PROBLEM => Count the lines below that contain the word "phải", and reply with that number alone.

ENTRIES =>
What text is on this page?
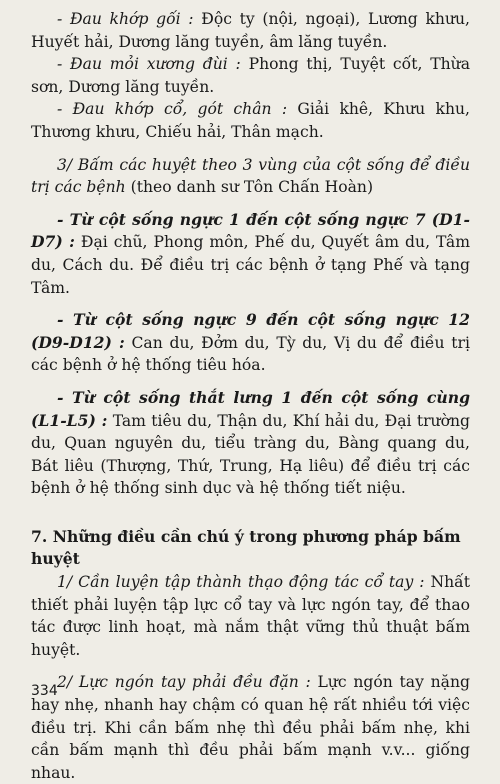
- Đau khớp gối : Độc ty (nội, ngoại), Lương khưu, Huyết hải, Dương lăng tuyền, âm lăng tuyền.

- Đau mỏi xương đùi : Phong thị, Tuyệt cốt, Thừa sơn, Dương lăng tuyền.

- Đau khớp cổ, gót chân : Giải khê, Khưu khu, Thương khưu, Chiếu hải, Thân mạch.

3/ Bấm các huyệt theo 3 vùng của cột sống để điều trị các bệnh (theo danh sư Tôn Chấn Hoàn)

- Từ cột sống ngực 1 đến cột sống ngực 7 (D1-D7) : Đại chũ, Phong môn, Phế du, Quyết âm du, Tâm du, Cách du. Để điều trị các bệnh ở tạng Phế và tạng Tâm.

- Từ cột sống ngực 9 đến cột sống ngực 12 (D9-D12) : Can du, Đởm du, Tỳ du, Vị du để điều trị các bệnh ở hệ thống tiêu hóa.

- Từ cột sống thắt lưng 1 đến cột sống cùng (L1-L5) : Tam tiêu du, Thận du, Khí hải du, Đại trường du, Quan nguyên du, tiểu tràng du, Bàng quang du, Bát liêu (Thượng, Thứ, Trung, Hạ liêu) để điều trị các bệnh ở hệ thống sinh dục và hệ thống tiết niệu.

7. Những điều cần chú ý trong phương pháp bấm huyệt

1/ Cần luyện tập thành thạo động tác cổ tay : Nhất thiết phải luyện tập lực cổ tay và lực ngón tay, để thao tác được linh hoạt, mà nắm thật vững thủ thuật bấm huyệt.

2/ Lực ngón tay phải đều đặn : Lực ngón tay nặng hay nhẹ, nhanh hay chậm có quan hệ rất nhiều tới việc điều trị. Khi cần bấm nhẹ thì đều phải bấm nhẹ, khi cần bấm mạnh thì đều phải bấm mạnh v.v... giống nhau.

334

SOLVED EXERCISE => 2